(Brief):
Each line of the material must be repeated precisely, with the pictures left out.

:::

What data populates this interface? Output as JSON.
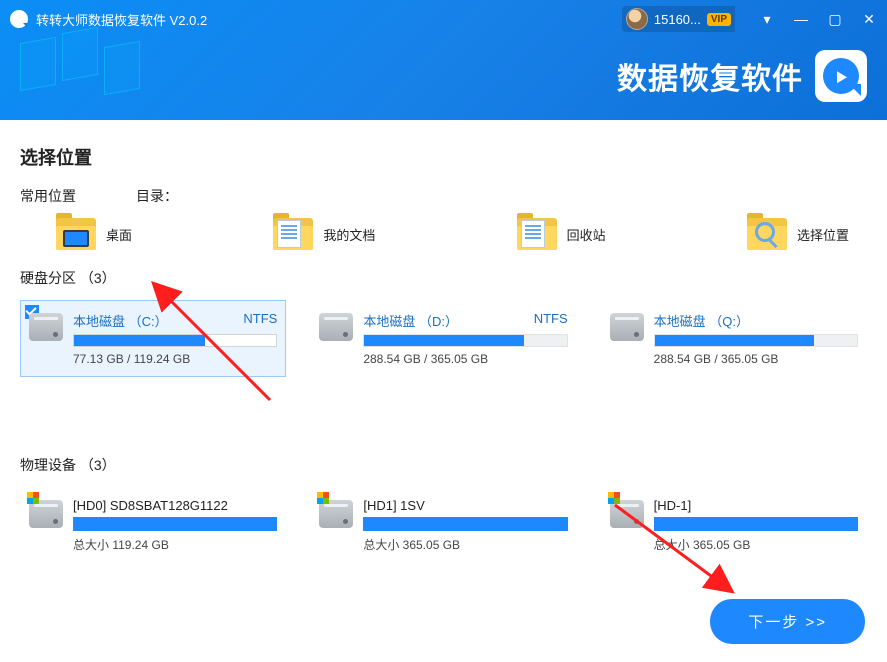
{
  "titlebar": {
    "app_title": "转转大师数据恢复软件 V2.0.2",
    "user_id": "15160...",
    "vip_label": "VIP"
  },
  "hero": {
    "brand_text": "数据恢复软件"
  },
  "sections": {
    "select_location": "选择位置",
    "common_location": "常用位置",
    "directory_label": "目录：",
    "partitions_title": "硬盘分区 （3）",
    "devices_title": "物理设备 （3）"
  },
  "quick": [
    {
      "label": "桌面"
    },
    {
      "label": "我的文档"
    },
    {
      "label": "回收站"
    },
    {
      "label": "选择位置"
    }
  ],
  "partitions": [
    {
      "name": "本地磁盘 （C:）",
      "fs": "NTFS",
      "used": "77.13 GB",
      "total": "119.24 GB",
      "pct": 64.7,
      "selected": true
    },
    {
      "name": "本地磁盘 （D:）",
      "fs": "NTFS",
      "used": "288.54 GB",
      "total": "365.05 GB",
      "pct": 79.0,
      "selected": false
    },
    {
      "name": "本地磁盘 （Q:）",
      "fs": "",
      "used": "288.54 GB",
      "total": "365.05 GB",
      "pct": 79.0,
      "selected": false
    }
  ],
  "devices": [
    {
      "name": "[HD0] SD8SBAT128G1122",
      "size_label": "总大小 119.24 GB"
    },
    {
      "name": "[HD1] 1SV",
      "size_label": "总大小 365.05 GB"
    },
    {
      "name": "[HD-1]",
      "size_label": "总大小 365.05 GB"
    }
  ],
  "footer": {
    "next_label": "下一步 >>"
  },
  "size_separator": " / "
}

:::

(Full answer):
What data populates this interface? Output as JSON.
{
  "titlebar": {
    "app_title": "转转大师数据恢复软件 V2.0.2",
    "user_id": "15160...",
    "vip_label": "VIP"
  },
  "hero": {
    "brand_text": "数据恢复软件"
  },
  "sections": {
    "select_location": "选择位置",
    "common_location": "常用位置",
    "directory_label": "目录：",
    "partitions_title": "硬盘分区 （3）",
    "devices_title": "物理设备 （3）"
  },
  "quick": [
    {
      "label": "桌面"
    },
    {
      "label": "我的文档"
    },
    {
      "label": "回收站"
    },
    {
      "label": "选择位置"
    }
  ],
  "partitions": [
    {
      "name": "本地磁盘 （C:）",
      "fs": "NTFS",
      "used": "77.13 GB",
      "total": "119.24 GB",
      "pct": 64.7,
      "selected": true
    },
    {
      "name": "本地磁盘 （D:）",
      "fs": "NTFS",
      "used": "288.54 GB",
      "total": "365.05 GB",
      "pct": 79.0,
      "selected": false
    },
    {
      "name": "本地磁盘 （Q:）",
      "fs": "",
      "used": "288.54 GB",
      "total": "365.05 GB",
      "pct": 79.0,
      "selected": false
    }
  ],
  "devices": [
    {
      "name": "[HD0] SD8SBAT128G1122",
      "size_label": "总大小 119.24 GB"
    },
    {
      "name": "[HD1] 1SV",
      "size_label": "总大小 365.05 GB"
    },
    {
      "name": "[HD-1]",
      "size_label": "总大小 365.05 GB"
    }
  ],
  "footer": {
    "next_label": "下一步 >>"
  },
  "size_separator": " / "
}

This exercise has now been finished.